TO BE DONE → Show all lines that include the string "progress"; copy each one.

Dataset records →
--
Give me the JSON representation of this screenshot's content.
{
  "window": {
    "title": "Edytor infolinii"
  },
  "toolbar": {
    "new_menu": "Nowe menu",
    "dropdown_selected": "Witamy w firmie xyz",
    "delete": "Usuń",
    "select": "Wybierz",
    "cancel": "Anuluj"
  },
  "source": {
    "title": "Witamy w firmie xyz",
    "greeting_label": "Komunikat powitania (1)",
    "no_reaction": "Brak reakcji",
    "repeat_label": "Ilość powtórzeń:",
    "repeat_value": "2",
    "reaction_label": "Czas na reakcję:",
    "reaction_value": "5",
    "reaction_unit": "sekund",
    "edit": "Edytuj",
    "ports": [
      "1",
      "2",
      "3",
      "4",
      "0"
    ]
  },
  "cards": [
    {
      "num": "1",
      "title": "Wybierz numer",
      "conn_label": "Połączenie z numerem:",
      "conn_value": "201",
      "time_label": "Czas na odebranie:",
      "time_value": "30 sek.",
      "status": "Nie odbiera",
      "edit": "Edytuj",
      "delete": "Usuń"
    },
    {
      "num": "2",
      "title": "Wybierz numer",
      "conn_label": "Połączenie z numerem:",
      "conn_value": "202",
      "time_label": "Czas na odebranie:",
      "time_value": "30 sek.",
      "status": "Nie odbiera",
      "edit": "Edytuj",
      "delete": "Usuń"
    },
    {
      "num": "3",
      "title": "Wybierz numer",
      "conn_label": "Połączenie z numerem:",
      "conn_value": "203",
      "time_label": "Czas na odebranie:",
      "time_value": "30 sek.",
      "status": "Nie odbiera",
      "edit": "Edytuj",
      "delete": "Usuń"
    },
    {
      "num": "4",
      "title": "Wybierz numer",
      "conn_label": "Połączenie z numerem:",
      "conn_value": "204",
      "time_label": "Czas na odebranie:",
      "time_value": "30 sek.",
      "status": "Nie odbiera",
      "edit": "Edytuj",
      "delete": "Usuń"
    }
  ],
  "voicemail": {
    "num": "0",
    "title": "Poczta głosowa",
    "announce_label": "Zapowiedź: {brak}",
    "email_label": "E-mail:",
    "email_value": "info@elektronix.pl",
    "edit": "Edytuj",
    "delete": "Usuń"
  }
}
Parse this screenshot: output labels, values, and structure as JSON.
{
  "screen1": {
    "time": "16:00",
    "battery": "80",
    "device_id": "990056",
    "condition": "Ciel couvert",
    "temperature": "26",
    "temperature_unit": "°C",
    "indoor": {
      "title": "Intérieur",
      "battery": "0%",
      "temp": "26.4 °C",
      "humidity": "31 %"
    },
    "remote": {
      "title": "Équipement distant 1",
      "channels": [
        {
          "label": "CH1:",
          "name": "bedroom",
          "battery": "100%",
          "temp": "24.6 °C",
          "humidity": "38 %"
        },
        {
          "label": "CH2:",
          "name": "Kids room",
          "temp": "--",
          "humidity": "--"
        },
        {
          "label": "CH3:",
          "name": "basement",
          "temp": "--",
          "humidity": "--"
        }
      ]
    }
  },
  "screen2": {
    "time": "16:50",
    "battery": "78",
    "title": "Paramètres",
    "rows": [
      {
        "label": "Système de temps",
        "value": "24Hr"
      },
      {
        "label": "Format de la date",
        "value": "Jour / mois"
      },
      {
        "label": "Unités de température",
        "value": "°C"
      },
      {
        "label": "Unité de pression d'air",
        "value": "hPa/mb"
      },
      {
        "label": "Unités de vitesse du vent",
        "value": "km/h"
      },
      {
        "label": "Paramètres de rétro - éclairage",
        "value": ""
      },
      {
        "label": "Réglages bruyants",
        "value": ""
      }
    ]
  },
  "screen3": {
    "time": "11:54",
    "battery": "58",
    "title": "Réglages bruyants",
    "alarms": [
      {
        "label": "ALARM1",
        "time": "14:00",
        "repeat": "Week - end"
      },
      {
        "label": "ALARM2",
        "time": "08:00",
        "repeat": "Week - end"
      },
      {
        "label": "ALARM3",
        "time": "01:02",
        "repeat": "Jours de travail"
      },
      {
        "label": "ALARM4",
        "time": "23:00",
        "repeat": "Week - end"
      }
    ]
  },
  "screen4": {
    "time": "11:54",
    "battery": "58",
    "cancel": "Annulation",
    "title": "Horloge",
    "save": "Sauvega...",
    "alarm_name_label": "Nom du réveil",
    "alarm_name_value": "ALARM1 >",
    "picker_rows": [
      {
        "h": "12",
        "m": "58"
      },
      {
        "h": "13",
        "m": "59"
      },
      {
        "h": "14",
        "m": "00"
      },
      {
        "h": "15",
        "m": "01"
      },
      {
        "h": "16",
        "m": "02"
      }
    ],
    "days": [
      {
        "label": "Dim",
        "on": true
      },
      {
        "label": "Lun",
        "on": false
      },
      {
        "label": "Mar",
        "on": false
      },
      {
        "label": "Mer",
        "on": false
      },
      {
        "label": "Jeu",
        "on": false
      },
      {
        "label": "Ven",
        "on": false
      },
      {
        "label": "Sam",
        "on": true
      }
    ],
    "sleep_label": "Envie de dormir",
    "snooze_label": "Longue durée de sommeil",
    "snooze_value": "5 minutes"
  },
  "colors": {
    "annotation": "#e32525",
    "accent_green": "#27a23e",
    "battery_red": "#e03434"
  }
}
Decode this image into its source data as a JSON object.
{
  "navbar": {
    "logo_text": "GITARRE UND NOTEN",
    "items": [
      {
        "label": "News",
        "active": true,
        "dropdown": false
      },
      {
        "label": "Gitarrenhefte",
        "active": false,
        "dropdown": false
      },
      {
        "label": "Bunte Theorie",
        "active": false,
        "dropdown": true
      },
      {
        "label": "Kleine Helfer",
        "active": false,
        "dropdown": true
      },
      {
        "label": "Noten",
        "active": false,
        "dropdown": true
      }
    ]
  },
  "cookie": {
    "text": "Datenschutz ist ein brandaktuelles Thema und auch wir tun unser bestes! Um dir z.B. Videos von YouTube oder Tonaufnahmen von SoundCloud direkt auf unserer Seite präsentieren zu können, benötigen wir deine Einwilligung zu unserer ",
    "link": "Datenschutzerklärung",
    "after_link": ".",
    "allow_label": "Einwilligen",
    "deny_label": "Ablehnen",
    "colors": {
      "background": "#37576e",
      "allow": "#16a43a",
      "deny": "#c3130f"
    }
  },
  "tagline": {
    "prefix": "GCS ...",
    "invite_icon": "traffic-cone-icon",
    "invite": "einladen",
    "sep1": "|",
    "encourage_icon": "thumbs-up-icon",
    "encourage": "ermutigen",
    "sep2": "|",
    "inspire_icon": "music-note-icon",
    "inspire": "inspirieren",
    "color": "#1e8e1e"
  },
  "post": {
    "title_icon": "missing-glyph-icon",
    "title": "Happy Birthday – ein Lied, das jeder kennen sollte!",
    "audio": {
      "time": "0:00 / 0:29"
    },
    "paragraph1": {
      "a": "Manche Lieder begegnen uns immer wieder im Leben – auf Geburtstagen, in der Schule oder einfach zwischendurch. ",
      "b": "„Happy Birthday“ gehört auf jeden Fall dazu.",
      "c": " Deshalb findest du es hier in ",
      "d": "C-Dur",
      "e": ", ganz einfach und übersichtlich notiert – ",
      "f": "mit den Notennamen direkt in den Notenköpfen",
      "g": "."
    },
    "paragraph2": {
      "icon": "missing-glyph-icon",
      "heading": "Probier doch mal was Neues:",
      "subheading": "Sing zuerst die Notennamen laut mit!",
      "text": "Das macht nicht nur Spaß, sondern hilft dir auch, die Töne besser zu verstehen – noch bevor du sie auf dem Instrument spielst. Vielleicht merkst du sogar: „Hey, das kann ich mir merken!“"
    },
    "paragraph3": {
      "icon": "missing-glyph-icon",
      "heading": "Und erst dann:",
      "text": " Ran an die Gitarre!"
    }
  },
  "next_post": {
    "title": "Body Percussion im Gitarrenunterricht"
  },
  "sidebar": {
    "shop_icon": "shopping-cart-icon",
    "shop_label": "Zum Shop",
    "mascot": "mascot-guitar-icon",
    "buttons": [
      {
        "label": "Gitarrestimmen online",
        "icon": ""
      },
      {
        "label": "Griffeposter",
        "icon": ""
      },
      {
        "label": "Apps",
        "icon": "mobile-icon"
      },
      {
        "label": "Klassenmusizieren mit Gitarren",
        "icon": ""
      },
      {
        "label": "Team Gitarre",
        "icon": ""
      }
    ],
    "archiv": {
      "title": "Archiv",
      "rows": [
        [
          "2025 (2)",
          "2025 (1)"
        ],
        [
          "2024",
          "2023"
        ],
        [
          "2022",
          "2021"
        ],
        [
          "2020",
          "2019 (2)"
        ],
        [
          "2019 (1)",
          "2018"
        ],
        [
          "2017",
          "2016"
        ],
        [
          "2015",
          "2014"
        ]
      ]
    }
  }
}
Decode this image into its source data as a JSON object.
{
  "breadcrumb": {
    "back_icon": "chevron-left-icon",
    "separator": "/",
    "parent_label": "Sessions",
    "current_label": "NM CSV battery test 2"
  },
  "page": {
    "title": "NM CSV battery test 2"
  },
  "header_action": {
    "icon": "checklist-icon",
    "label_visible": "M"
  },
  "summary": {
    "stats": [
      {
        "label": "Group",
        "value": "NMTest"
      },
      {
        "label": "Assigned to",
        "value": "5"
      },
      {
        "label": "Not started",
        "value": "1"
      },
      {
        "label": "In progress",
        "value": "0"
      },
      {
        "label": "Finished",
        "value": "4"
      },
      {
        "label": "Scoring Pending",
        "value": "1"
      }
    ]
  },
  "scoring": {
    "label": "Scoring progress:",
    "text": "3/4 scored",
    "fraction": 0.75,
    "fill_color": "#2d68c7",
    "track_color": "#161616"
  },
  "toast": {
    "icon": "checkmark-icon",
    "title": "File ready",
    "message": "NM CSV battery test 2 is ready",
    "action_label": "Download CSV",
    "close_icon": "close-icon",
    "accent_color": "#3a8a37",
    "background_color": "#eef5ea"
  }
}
--
EXERCISE SOLUTION →
        "label": "In progress",
    "label": "Scoring progress:",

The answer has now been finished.